**TASK INSTRUCTIONS**
- 1) Please summarize the VFIO migration patch in two sentences.
- 2) Carry on the VFIO migration patch from the end of its changed-files summary.

**SOURCE TEXT**
++++++++++++++++++++

Add ive migration support via the VFIO subsystem. The migration
implementation aligns with the definition from uapi/vfio.h and uses the
auxiliary bus connection between pds_core/pds_vfio to communicate with
the device.

The ability to suspend, resume, and transfer VF device state data is
included along with the required admin queue command structures and
implementations.

PDS_LM_CMD_SUSPEND and PDS_LM_CMD_SUSPEND_STATUS are added to support
the VF device suspend operation.

PDS_LM_CMD_RESUME is added to support the VF device resume operation.

PDS_LM_CMD_STATUS is added to determine the exact size of the VF
device state data.

PDS_LM_CMD_SAVE is added to get the VF device state data.

PDS_LM_CMD_RESTORE is added to restore the VF device with the
previously saved data from PDS_LM_CMD_SAVE.

PDS_LM_CMD_HOST_VF_STATUS is added to notify the device when
a migration is in/not-in progress from the host's perspective.

Signed-off-by: Brett Creeley <brett.creeley@amd.com>
Signed-off-by: Shannon Nelson <shannon.nelson@amd.com>
---
 drivers/vfio/pci/pds/Makefile   |   1 +
 drivers/vfio/pci/pds/aux_drv.c  |   1 +
 drivers/vfio/pci/pds/cmds.c     | 312 ++++++++++++++++++++
 drivers/vfio/pci/pds/cmds.h     |  15 +
 drivers/vfio/pci/pds/lm.c       | 486 ++++++++++++++++++++++++++++++++
 drivers/vfio/pci/pds/lm.h       |  43 +++
 drivers/vfio/pci/pds/pci_drv.c  |  15 +
 drivers/vfio/pci/pds/vfio_dev.c | 119 +++++++-
 drivers/vfio/pci/pds/vfio_dev.h |  12 +
 include/linux/pds/pds_lm.h      | 206 ++++++++++++++
 10 files changed, 1209 insertions(+), 1 deletion(-)

++++++++++++++++++++

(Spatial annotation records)
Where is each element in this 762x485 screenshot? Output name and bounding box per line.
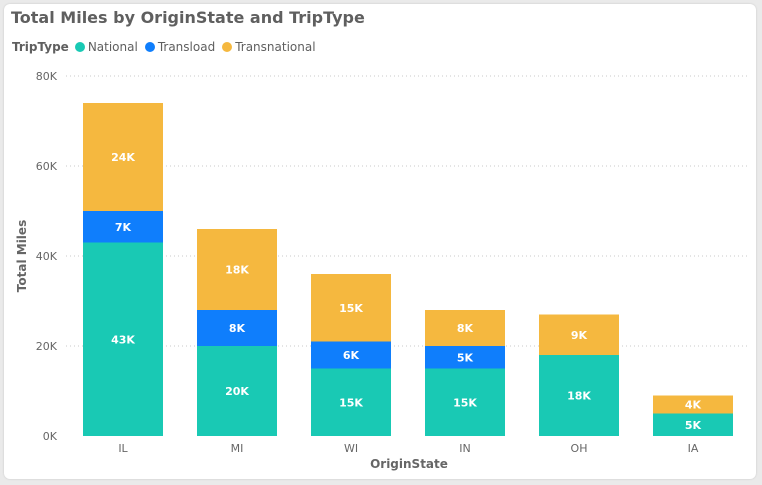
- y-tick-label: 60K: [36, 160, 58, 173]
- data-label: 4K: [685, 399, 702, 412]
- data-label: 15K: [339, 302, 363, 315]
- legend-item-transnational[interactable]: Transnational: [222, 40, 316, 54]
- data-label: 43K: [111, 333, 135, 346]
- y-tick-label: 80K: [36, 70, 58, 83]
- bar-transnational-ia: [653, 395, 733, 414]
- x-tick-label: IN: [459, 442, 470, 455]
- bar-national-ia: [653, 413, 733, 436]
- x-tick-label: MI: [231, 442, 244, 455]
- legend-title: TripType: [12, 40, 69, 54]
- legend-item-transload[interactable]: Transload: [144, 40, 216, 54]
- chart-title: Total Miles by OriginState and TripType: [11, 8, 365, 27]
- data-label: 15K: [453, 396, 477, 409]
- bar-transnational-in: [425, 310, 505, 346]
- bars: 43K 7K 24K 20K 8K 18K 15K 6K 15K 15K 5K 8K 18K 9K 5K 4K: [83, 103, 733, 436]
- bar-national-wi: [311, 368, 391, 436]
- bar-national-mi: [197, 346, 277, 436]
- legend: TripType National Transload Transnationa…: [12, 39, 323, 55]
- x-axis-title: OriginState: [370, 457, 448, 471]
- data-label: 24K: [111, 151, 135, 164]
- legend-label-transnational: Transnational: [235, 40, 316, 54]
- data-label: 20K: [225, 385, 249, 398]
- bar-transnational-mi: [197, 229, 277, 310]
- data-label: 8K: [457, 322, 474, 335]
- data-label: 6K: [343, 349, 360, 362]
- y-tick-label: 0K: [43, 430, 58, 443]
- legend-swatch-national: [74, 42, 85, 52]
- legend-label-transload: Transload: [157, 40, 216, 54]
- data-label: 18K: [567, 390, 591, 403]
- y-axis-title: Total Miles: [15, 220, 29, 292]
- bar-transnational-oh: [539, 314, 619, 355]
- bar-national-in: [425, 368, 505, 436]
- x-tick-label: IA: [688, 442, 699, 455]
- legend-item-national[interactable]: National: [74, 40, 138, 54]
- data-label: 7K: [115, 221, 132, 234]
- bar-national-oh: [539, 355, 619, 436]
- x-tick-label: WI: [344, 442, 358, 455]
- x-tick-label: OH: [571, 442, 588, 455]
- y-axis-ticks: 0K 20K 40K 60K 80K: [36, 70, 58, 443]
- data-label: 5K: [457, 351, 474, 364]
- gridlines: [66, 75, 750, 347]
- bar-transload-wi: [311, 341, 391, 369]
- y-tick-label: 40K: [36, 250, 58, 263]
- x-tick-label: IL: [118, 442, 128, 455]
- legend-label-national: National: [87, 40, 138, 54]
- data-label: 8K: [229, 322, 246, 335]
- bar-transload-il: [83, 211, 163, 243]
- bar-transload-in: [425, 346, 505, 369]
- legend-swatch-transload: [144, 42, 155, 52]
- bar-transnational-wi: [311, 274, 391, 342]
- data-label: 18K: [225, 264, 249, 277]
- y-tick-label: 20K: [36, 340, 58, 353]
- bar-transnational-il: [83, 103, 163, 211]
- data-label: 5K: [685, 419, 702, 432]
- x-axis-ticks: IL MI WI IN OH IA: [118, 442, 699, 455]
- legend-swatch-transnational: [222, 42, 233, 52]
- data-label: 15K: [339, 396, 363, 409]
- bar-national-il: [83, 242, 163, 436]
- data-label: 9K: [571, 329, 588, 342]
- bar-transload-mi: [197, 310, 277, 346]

++++++++++++++++++++

**WRITTEN ANSWERS**
- 1) The patch adds migration support through the VFIO subsystem, following the definition in uapi/vfio.h and using the auxiliary bus connection between pds_core and pds_vfio to communicate with the device. It includes the ability to suspend, resume, and transfer VF device state data, along with the required admin queue commands, such as PDS_LM_CMD_SAVE to get that data and PDS_LM_CMD_RESTORE to restore the VF device with it.

- 2)
 create mode 100644 drivers/vfio/pci/pds/lm.c
 create mode 100644 drivers/vfio/pci/pds/lm.h

diff --git a/drivers/vfio/pci/pds/Makefile b/drivers/vfio/pci/pds/Makefile
index 1d927498b7bb..3d3be3593a02 100644
--- a/drivers/vfio/pci/pds/Makefile
+++ b/drivers/vfio/pci/pds/Makefile
@@ -4,6 +4,7 @@ obj-$(CONFIG_PDS_VFIO_PCI) += pds_vfio.o
 pds_vfio-y := \
 	aux_drv.o	\
 	cmds.o		\
+	lm.o		\
 	pci_drv.o	\
 	vfio_dev.o
 
diff --git a/drivers/vfio/pci/pds/aux_drv.c b/drivers/vfio/pci/pds/aux_drv.c
index ef8f67ff4152..b4da741d7956 100644
--- a/drivers/vfio/pci/pds/aux_drv.c
+++ b/drivers/vfio/pci/pds/aux_drv.c
@@ -76,6 +76,7 @@ pds_vfio_aux_probe(struct auxiliary_device *aux_dev,
 	dev_dbg(dev, "%s: id %#04x busnr %#x devfn %#x bus %p pds_vfio %p\n",
 		__func__, padev->id, busnr, devfn, bus, vfio_aux->pds_vfio);
 
+	vfio_aux->pds_vfio->coredev = aux_dev->dev.parent;
 	vfio_aux->pds_vfio->vfio_aux = vfio_aux;
 
 	vfio_aux->padrv.event_handler = pds_vfio_aux_notify_handler;
diff --git a/drivers/vfio/pci/pds/cmds.c b/drivers/vfio/pci/pds/cmds.c
index 5a3fadcd38d8..11823d824ccc 100644
--- a/drivers/vfio/pci/pds/cmds.c
+++ b/drivers/vfio/pci/pds/cmds.c
@@ -3,9 +3,11 @@
 
 #include <linux/io.h>
 #include <linux/types.h>
+#include <linux/delay.h>
 
 #include <linux/pds/pds_core_if.h>
 #include <linux/pds/pds_adminq.h>
+#include <linux/pds/pds_lm.h>
 #include <linux/pds/pds_auxbus.h>
 
 #include "vfio_dev.h"
@@ -28,3 +30,313 @@ pds_vfio_unregister_client_cmd(struct pds_vfio_pci_device *pds_vfio)
 
 	padev->ops->unregister_client(padev);
 }
+
+#define SUSPEND_TIMEOUT_S		5
+#define SUSPEND_CHECK_INTERVAL_MS	1
+
+static int
+pds_vfio_suspend_wait_device_cmd(struct pds_vfio_pci_device *pds_vfio)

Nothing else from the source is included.